◆ **Entries provided**
'''
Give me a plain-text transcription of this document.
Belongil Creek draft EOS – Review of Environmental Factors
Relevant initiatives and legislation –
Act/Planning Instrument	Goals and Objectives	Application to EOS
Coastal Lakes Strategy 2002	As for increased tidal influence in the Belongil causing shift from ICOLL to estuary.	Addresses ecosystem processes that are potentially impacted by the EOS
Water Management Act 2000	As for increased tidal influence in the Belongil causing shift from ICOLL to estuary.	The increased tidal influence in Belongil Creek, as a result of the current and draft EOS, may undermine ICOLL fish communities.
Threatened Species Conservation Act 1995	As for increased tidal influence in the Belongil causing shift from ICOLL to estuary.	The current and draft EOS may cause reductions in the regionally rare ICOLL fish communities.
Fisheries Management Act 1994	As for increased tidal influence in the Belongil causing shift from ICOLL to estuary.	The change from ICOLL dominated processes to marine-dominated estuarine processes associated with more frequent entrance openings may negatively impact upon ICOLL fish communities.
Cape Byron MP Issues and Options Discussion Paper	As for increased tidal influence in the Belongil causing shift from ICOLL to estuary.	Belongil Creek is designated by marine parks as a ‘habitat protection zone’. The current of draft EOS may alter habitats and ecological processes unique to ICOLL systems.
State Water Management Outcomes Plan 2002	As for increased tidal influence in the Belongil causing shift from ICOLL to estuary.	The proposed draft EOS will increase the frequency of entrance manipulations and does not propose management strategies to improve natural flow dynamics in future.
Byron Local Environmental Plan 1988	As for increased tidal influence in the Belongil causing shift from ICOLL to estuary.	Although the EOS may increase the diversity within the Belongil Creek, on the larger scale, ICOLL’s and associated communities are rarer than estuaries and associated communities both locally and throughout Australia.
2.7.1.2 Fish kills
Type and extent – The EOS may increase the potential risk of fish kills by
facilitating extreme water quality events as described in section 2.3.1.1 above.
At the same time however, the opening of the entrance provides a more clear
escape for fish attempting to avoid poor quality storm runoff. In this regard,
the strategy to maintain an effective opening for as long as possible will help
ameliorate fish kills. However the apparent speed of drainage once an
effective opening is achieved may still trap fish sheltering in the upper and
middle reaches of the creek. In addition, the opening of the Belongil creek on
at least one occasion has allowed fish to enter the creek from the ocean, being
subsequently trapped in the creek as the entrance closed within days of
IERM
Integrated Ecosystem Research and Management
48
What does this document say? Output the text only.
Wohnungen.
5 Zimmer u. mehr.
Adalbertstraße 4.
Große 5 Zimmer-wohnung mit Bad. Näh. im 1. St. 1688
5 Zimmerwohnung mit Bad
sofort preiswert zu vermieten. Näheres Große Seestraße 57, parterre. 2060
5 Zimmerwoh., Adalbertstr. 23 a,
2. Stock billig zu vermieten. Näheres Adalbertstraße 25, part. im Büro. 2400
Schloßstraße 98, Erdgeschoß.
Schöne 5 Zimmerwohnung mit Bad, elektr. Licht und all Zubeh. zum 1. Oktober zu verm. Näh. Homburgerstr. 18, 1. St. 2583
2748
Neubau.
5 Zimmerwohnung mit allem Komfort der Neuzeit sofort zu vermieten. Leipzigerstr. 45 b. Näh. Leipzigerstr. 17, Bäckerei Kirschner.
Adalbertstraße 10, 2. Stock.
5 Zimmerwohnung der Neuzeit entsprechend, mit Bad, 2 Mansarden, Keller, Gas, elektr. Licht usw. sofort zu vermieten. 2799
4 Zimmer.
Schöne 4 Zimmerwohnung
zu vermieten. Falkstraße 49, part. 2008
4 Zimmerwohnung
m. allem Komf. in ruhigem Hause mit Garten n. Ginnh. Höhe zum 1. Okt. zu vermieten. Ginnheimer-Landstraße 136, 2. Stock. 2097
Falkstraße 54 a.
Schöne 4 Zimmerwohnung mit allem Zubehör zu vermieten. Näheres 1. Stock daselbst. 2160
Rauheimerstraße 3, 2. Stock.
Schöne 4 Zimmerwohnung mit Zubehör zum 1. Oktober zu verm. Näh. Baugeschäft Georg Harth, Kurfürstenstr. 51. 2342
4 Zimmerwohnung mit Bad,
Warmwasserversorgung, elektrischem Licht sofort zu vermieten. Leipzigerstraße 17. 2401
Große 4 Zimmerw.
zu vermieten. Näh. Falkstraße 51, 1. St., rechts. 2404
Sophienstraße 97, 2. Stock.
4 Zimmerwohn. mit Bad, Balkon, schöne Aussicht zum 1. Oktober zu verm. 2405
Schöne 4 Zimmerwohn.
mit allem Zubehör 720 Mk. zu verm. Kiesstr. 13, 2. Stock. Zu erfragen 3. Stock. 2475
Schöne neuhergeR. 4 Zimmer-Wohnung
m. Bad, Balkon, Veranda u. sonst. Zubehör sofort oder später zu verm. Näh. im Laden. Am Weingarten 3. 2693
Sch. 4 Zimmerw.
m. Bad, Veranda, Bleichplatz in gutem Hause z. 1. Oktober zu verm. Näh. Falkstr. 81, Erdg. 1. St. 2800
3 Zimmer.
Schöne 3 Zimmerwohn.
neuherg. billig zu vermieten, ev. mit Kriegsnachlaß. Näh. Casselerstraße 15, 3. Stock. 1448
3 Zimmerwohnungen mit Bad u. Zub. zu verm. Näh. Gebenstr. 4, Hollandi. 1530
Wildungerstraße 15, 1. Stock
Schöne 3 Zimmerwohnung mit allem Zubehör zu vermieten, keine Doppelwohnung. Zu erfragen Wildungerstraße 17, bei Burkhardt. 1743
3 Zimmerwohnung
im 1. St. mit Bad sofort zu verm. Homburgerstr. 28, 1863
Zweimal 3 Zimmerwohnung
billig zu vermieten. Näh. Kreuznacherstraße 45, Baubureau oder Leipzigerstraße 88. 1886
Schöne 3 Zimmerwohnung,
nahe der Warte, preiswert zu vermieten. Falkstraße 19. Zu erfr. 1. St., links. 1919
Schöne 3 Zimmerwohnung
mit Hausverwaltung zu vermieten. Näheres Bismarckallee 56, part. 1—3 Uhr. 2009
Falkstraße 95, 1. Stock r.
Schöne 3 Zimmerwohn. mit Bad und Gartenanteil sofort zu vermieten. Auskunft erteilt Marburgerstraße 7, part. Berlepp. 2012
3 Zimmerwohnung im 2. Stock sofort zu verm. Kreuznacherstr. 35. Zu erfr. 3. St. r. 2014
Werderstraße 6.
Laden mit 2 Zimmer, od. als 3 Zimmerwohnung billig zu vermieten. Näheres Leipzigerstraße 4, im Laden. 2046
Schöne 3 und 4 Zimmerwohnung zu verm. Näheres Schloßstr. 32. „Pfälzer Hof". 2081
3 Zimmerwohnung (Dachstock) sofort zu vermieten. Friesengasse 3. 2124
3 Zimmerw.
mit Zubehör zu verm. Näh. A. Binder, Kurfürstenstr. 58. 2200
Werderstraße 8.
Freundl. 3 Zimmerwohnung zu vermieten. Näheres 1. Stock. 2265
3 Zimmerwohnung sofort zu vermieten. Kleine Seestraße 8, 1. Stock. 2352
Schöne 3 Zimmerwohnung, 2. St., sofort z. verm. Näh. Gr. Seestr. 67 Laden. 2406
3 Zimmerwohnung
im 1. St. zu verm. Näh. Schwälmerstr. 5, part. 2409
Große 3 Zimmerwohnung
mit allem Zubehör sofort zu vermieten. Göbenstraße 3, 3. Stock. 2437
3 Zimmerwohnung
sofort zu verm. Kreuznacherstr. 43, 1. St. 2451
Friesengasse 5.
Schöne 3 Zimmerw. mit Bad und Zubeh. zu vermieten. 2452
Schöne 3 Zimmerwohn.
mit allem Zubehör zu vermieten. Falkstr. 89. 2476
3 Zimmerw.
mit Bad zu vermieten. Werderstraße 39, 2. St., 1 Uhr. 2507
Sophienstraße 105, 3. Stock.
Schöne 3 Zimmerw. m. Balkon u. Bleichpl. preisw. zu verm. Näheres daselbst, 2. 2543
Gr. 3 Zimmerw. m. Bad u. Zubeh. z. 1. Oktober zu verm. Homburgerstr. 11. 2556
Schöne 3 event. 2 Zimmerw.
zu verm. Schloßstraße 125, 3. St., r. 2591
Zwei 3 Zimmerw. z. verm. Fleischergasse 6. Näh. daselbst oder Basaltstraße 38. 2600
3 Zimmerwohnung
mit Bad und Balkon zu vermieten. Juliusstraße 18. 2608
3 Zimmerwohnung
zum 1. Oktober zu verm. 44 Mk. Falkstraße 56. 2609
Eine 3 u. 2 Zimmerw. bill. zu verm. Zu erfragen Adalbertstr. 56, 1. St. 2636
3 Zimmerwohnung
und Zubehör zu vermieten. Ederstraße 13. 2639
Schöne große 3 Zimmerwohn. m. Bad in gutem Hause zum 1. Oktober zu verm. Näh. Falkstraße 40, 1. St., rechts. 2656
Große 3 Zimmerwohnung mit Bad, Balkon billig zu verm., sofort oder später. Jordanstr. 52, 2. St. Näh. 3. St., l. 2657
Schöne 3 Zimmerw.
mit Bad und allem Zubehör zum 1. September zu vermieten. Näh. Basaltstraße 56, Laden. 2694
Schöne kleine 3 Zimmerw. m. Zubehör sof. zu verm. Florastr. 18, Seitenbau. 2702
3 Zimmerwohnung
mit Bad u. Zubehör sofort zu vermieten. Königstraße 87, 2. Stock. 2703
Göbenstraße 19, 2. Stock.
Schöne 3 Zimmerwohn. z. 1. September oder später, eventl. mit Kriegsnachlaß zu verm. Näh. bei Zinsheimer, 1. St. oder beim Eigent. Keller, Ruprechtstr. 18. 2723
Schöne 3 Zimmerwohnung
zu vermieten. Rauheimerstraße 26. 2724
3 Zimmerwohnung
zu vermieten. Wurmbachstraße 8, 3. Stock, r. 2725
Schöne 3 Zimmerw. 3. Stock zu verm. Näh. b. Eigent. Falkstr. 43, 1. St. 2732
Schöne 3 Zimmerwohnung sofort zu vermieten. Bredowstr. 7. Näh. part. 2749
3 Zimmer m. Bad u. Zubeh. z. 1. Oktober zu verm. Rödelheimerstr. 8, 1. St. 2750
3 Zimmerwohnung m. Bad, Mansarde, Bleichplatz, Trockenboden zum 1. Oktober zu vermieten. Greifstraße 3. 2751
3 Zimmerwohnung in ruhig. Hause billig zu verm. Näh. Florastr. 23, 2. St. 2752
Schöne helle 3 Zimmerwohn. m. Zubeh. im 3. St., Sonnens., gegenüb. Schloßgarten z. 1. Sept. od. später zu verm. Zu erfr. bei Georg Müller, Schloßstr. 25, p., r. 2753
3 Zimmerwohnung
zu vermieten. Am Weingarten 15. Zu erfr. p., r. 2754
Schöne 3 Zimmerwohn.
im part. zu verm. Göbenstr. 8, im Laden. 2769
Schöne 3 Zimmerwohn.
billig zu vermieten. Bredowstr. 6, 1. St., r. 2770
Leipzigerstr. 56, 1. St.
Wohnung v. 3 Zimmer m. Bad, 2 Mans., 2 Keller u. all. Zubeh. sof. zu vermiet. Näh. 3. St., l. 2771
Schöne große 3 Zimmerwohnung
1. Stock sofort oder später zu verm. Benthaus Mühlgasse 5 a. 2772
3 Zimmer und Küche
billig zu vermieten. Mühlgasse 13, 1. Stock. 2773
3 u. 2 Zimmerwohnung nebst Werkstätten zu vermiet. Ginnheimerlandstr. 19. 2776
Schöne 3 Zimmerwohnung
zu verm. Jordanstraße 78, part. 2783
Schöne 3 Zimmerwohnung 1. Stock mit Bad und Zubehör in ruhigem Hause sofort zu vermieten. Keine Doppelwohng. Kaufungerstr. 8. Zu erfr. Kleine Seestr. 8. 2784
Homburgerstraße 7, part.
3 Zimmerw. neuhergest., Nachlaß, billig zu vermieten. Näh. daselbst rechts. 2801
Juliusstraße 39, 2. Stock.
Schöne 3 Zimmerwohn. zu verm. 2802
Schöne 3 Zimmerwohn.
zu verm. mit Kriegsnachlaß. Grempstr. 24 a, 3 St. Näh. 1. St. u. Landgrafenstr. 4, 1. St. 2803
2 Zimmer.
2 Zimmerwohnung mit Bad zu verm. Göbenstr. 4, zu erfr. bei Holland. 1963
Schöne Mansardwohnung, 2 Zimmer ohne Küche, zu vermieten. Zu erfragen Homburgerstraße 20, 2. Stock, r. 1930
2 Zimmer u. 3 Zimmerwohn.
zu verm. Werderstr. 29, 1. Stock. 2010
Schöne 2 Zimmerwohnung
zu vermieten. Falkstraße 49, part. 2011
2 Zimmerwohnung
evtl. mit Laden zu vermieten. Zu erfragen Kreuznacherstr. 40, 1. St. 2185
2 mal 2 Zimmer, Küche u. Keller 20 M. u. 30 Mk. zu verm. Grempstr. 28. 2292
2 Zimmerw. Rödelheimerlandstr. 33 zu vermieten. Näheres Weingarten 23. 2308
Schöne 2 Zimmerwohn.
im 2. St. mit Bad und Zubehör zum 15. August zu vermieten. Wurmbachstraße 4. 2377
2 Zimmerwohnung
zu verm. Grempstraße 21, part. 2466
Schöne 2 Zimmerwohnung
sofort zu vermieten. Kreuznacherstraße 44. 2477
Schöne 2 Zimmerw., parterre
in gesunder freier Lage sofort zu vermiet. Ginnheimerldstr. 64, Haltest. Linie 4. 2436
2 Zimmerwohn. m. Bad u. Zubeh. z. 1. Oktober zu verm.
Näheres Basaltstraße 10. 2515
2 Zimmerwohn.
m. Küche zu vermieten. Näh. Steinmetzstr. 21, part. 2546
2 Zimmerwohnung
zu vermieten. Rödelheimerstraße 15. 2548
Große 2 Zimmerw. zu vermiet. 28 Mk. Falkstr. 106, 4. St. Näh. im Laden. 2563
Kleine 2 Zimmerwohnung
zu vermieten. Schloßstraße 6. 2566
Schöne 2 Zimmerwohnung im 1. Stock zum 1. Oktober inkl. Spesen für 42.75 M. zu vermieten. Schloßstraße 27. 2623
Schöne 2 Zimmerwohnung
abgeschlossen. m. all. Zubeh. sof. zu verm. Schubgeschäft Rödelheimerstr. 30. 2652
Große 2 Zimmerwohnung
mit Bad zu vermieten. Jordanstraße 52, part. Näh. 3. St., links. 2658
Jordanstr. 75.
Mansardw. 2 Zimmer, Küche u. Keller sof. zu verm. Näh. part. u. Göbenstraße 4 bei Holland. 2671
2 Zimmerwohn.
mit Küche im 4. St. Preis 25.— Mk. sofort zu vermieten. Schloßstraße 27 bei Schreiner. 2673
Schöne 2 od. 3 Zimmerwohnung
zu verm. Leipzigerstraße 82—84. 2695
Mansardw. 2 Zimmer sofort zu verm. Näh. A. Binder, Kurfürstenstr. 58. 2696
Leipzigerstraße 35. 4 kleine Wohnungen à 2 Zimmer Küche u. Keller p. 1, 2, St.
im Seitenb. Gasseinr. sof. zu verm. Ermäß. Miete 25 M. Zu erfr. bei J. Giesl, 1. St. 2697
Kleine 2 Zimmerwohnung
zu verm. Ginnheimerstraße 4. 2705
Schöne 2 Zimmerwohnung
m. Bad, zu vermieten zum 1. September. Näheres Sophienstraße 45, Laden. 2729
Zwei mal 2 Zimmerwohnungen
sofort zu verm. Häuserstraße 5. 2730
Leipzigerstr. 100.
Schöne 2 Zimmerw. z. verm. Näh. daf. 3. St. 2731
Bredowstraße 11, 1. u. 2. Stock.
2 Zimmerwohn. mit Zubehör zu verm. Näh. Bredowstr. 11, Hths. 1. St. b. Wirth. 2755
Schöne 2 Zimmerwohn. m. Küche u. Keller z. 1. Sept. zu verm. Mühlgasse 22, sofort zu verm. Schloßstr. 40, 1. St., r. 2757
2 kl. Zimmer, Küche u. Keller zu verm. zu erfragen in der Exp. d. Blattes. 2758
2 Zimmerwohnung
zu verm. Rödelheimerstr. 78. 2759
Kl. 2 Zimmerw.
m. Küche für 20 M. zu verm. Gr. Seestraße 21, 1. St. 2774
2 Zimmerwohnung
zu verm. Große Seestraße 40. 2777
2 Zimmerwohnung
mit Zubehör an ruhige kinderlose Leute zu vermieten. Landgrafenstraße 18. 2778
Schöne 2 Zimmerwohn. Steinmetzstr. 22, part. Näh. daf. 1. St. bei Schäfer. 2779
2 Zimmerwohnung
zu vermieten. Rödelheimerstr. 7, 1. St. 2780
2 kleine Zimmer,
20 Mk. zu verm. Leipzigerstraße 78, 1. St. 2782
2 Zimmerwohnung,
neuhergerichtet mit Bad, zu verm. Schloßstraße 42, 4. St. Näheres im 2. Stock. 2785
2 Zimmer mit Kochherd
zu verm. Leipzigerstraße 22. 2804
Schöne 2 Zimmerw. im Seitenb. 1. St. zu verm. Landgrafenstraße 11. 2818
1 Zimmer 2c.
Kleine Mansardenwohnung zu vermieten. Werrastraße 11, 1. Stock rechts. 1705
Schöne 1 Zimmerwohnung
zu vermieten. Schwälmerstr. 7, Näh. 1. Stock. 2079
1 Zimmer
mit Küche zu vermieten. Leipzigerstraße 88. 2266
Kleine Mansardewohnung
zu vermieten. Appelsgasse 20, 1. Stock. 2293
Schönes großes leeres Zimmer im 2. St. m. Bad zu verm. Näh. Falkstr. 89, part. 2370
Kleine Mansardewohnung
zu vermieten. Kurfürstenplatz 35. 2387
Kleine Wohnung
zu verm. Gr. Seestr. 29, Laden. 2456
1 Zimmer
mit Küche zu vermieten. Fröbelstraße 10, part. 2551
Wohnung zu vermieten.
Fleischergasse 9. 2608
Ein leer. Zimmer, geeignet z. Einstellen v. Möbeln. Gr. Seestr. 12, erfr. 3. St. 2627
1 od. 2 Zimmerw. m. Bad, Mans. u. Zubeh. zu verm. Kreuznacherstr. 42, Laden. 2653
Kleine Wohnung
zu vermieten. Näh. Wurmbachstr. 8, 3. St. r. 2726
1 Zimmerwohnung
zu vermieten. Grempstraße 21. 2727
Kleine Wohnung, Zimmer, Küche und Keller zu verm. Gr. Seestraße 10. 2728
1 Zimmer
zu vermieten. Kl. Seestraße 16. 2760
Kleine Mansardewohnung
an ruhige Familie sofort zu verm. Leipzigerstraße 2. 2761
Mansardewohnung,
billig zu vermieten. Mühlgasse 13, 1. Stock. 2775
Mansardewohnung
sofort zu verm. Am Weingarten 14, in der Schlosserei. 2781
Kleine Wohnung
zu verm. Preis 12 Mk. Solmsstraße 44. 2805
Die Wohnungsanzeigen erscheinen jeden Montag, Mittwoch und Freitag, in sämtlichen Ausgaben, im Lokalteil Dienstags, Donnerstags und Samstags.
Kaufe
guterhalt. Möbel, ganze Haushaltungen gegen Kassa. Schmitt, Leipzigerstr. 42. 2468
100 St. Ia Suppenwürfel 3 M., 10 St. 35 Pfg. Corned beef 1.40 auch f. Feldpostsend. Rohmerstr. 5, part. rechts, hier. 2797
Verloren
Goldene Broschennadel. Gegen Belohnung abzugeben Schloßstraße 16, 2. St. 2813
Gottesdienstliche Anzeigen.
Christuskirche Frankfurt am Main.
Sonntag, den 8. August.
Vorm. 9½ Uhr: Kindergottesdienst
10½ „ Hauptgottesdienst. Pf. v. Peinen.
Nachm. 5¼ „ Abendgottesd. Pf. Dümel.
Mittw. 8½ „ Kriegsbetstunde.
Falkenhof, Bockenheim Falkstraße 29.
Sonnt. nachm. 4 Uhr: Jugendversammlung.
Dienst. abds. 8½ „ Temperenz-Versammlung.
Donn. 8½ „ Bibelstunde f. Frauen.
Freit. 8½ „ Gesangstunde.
'''
Copy each line of the listing that contains the string "Basaltstraße".

Zwei 3 Zimmerw. z. verm. Fleischergasse 6. Näh. daselbst oder Basaltstraße 38. 2600
mit Bad und allem Zubehör zum 1. September zu vermieten. Näh. Basaltstraße 56, Laden. 2694
Näheres Basaltstraße 10. 2515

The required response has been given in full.